--- start Records for this task ---

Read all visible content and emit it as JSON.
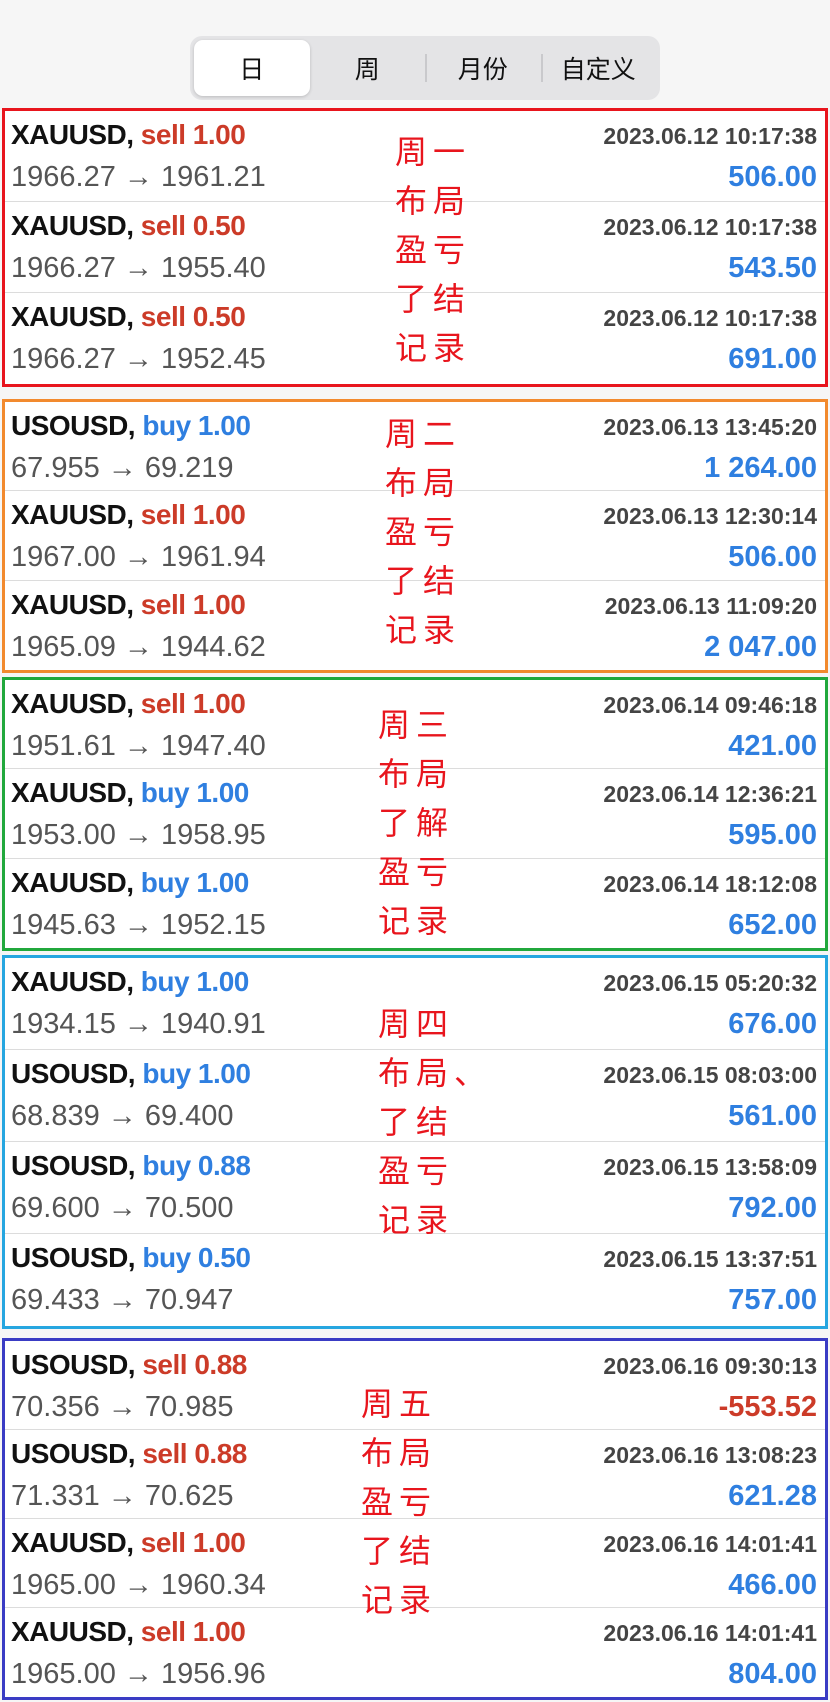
{
  "tabs": [
    "日",
    "周",
    "月份",
    "自定义"
  ],
  "groups": [
    {
      "border_color": "#e8151d",
      "note": [
        "周一",
        "布局",
        "盈亏",
        "了结",
        "记录"
      ],
      "rows": [
        {
          "symbol": "XAUUSD,",
          "side": "sell",
          "volume": "1.00",
          "prices": "1966.27 → 1961.21",
          "time": "2023.06.12 10:17:38",
          "profit": "506.00"
        },
        {
          "symbol": "XAUUSD,",
          "side": "sell",
          "volume": "0.50",
          "prices": "1966.27 → 1955.40",
          "time": "2023.06.12 10:17:38",
          "profit": "543.50"
        },
        {
          "symbol": "XAUUSD,",
          "side": "sell",
          "volume": "0.50",
          "prices": "1966.27 → 1952.45",
          "time": "2023.06.12 10:17:38",
          "profit": "691.00"
        }
      ]
    },
    {
      "border_color": "#f28a2e",
      "note": [
        "周二",
        "布局",
        "盈亏",
        "了结",
        "记录"
      ],
      "rows": [
        {
          "symbol": "USOUSD,",
          "side": "buy",
          "volume": "1.00",
          "prices": "67.955 → 69.219",
          "time": "2023.06.13 13:45:20",
          "profit": "1 264.00"
        },
        {
          "symbol": "XAUUSD,",
          "side": "sell",
          "volume": "1.00",
          "prices": "1967.00 → 1961.94",
          "time": "2023.06.13 12:30:14",
          "profit": "506.00"
        },
        {
          "symbol": "XAUUSD,",
          "side": "sell",
          "volume": "1.00",
          "prices": "1965.09 → 1944.62",
          "time": "2023.06.13 11:09:20",
          "profit": "2 047.00"
        }
      ]
    },
    {
      "border_color": "#21a83c",
      "note": [
        "周三",
        "布局",
        "了解",
        "盈亏",
        "记录"
      ],
      "rows": [
        {
          "symbol": "XAUUSD,",
          "side": "sell",
          "volume": "1.00",
          "prices": "1951.61 → 1947.40",
          "time": "2023.06.14 09:46:18",
          "profit": "421.00"
        },
        {
          "symbol": "XAUUSD,",
          "side": "buy",
          "volume": "1.00",
          "prices": "1953.00 → 1958.95",
          "time": "2023.06.14 12:36:21",
          "profit": "595.00"
        },
        {
          "symbol": "XAUUSD,",
          "side": "buy",
          "volume": "1.00",
          "prices": "1945.63 → 1952.15",
          "time": "2023.06.14 18:12:08",
          "profit": "652.00"
        }
      ]
    },
    {
      "border_color": "#26a6e0",
      "note": [
        "周四",
        "布局、",
        "了结",
        "盈亏",
        "记录"
      ],
      "rows": [
        {
          "symbol": "XAUUSD,",
          "side": "buy",
          "volume": "1.00",
          "prices": "1934.15 → 1940.91",
          "time": "2023.06.15 05:20:32",
          "profit": "676.00"
        },
        {
          "symbol": "USOUSD,",
          "side": "buy",
          "volume": "1.00",
          "prices": "68.839 → 69.400",
          "time": "2023.06.15 08:03:00",
          "profit": "561.00"
        },
        {
          "symbol": "USOUSD,",
          "side": "buy",
          "volume": "0.88",
          "prices": "69.600 → 70.500",
          "time": "2023.06.15 13:58:09",
          "profit": "792.00"
        },
        {
          "symbol": "USOUSD,",
          "side": "buy",
          "volume": "0.50",
          "prices": "69.433 → 70.947",
          "time": "2023.06.15 13:37:51",
          "profit": "757.00"
        }
      ]
    },
    {
      "border_color": "#3a3cc4",
      "note": [
        "周五",
        "布局",
        "盈亏",
        "了结",
        "记录"
      ],
      "rows": [
        {
          "symbol": "USOUSD,",
          "side": "sell",
          "volume": "0.88",
          "prices": "70.356 → 70.985",
          "time": "2023.06.16 09:30:13",
          "profit": "-553.52"
        },
        {
          "symbol": "USOUSD,",
          "side": "sell",
          "volume": "0.88",
          "prices": "71.331 → 70.625",
          "time": "2023.06.16 13:08:23",
          "profit": "621.28"
        },
        {
          "symbol": "XAUUSD,",
          "side": "sell",
          "volume": "1.00",
          "prices": "1965.00 → 1960.34",
          "time": "2023.06.16 14:01:41",
          "profit": "466.00"
        },
        {
          "symbol": "XAUUSD,",
          "side": "sell",
          "volume": "1.00",
          "prices": "1965.00 → 1956.96",
          "time": "2023.06.16 14:01:41",
          "profit": "804.00"
        }
      ]
    }
  ]
}
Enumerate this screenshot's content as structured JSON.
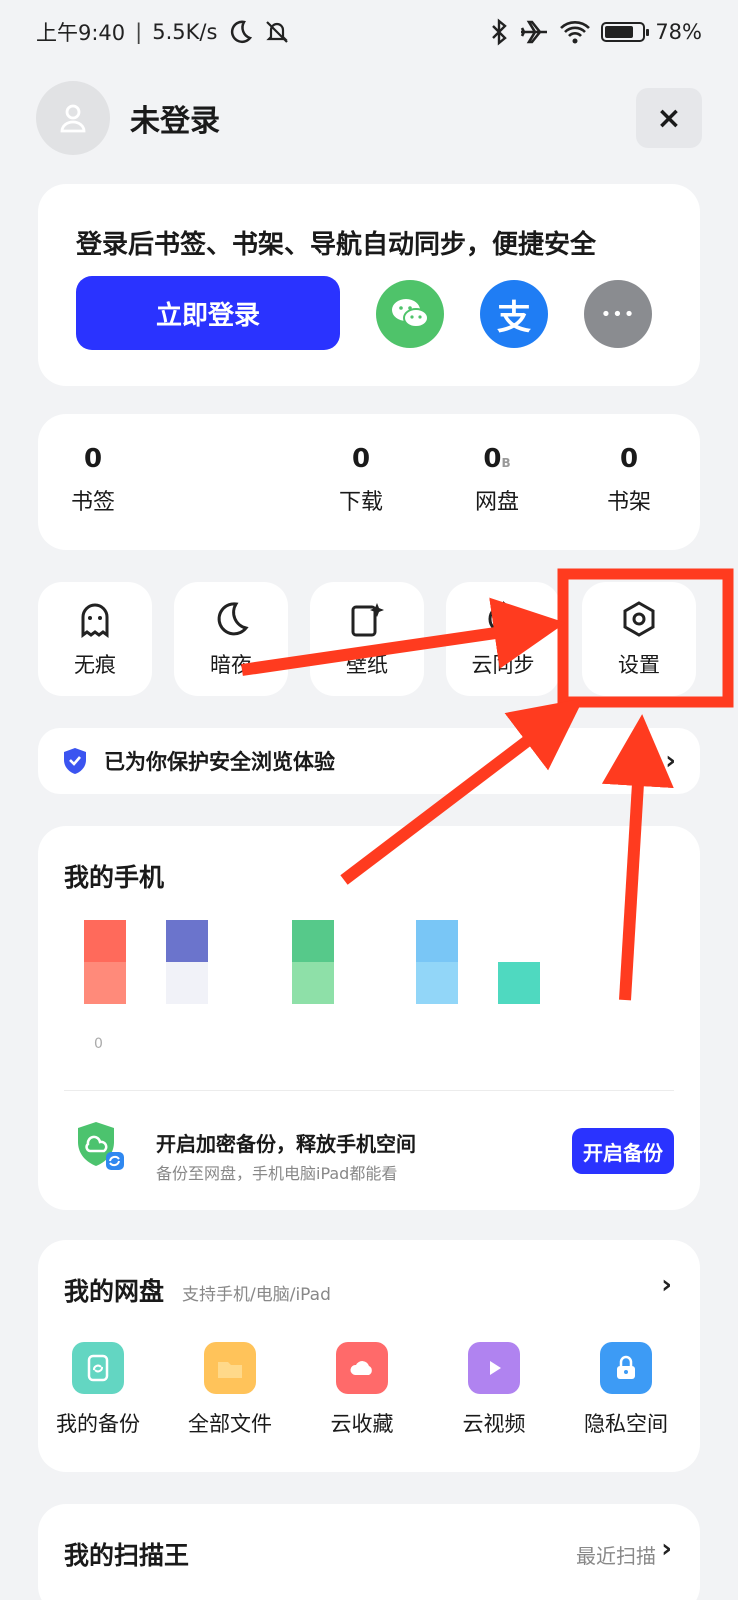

--- end Records for this task ---

**To be done**
Every entry above is to be set down exactly; the pictures are to be left out.

**Task response**
Read all visible content and emit it as JSON.
{
  "tabs": [
    "日",
    "周",
    "月份",
    "自定义"
  ],
  "groups": [
    {
      "border_color": "#e8151d",
      "note": [
        "周一",
        "布局",
        "盈亏",
        "了结",
        "记录"
      ],
      "rows": [
        {
          "symbol": "XAUUSD,",
          "side": "sell",
          "volume": "1.00",
          "prices": "1966.27 → 1961.21",
          "time": "2023.06.12 10:17:38",
          "profit": "506.00"
        },
        {
          "symbol": "XAUUSD,",
          "side": "sell",
          "volume": "0.50",
          "prices": "1966.27 → 1955.40",
          "time": "2023.06.12 10:17:38",
          "profit": "543.50"
        },
        {
          "symbol": "XAUUSD,",
          "side": "sell",
          "volume": "0.50",
          "prices": "1966.27 → 1952.45",
          "time": "2023.06.12 10:17:38",
          "profit": "691.00"
        }
      ]
    },
    {
      "border_color": "#f28a2e",
      "note": [
        "周二",
        "布局",
        "盈亏",
        "了结",
        "记录"
      ],
      "rows": [
        {
          "symbol": "USOUSD,",
          "side": "buy",
          "volume": "1.00",
          "prices": "67.955 → 69.219",
          "time": "2023.06.13 13:45:20",
          "profit": "1 264.00"
        },
        {
          "symbol": "XAUUSD,",
          "side": "sell",
          "volume": "1.00",
          "prices": "1967.00 → 1961.94",
          "time": "2023.06.13 12:30:14",
          "profit": "506.00"
        },
        {
          "symbol": "XAUUSD,",
          "side": "sell",
          "volume": "1.00",
          "prices": "1965.09 → 1944.62",
          "time": "2023.06.13 11:09:20",
          "profit": "2 047.00"
        }
      ]
    },
    {
      "border_color": "#21a83c",
      "note": [
        "周三",
        "布局",
        "了解",
        "盈亏",
        "记录"
      ],
      "rows": [
        {
          "symbol": "XAUUSD,",
          "side": "sell",
          "volume": "1.00",
          "prices": "1951.61 → 1947.40",
          "time": "2023.06.14 09:46:18",
          "profit": "421.00"
        },
        {
          "symbol": "XAUUSD,",
          "side": "buy",
          "volume": "1.00",
          "prices": "1953.00 → 1958.95",
          "time": "2023.06.14 12:36:21",
          "profit": "595.00"
        },
        {
          "symbol": "XAUUSD,",
          "side": "buy",
          "volume": "1.00",
          "prices": "1945.63 → 1952.15",
          "time": "2023.06.14 18:12:08",
          "profit": "652.00"
        }
      ]
    },
    {
      "border_color": "#26a6e0",
      "note": [
        "周四",
        "布局、",
        "了结",
        "盈亏",
        "记录"
      ],
      "rows": [
        {
          "symbol": "XAUUSD,",
          "side": "buy",
          "volume": "1.00",
          "prices": "1934.15 → 1940.91",
          "time": "2023.06.15 05:20:32",
          "profit": "676.00"
        },
        {
          "symbol": "USOUSD,",
          "side": "buy",
          "volume": "1.00",
          "prices": "68.839 → 69.400",
          "time": "2023.06.15 08:03:00",
          "profit": "561.00"
        },
        {
          "symbol": "USOUSD,",
          "side": "buy",
          "volume": "0.88",
          "prices": "69.600 → 70.500",
          "time": "2023.06.15 13:58:09",
          "profit": "792.00"
        },
        {
          "symbol": "USOUSD,",
          "side": "buy",
          "volume": "0.50",
          "prices": "69.433 → 70.947",
          "time": "2023.06.15 13:37:51",
          "profit": "757.00"
        }
      ]
    },
    {
      "border_color": "#3a3cc4",
      "note": [
        "周五",
        "布局",
        "盈亏",
        "了结",
        "记录"
      ],
      "rows": [
        {
          "symbol": "USOUSD,",
          "side": "sell",
          "volume": "0.88",
          "prices": "70.356 → 70.985",
          "time": "2023.06.16 09:30:13",
          "profit": "-553.52"
        },
        {
          "symbol": "USOUSD,",
          "side": "sell",
          "volume": "0.88",
          "prices": "71.331 → 70.625",
          "time": "2023.06.16 13:08:23",
          "profit": "621.28"
        },
        {
          "symbol": "XAUUSD,",
          "side": "sell",
          "volume": "1.00",
          "prices": "1965.00 → 1960.34",
          "time": "2023.06.16 14:01:41",
          "profit": "466.00"
        },
        {
          "symbol": "XAUUSD,",
          "side": "sell",
          "volume": "1.00",
          "prices": "1965.00 → 1956.96",
          "time": "2023.06.16 14:01:41",
          "profit": "804.00"
        }
      ]
    }
  ]
}
Enumerate this screenshot's content as structured JSON.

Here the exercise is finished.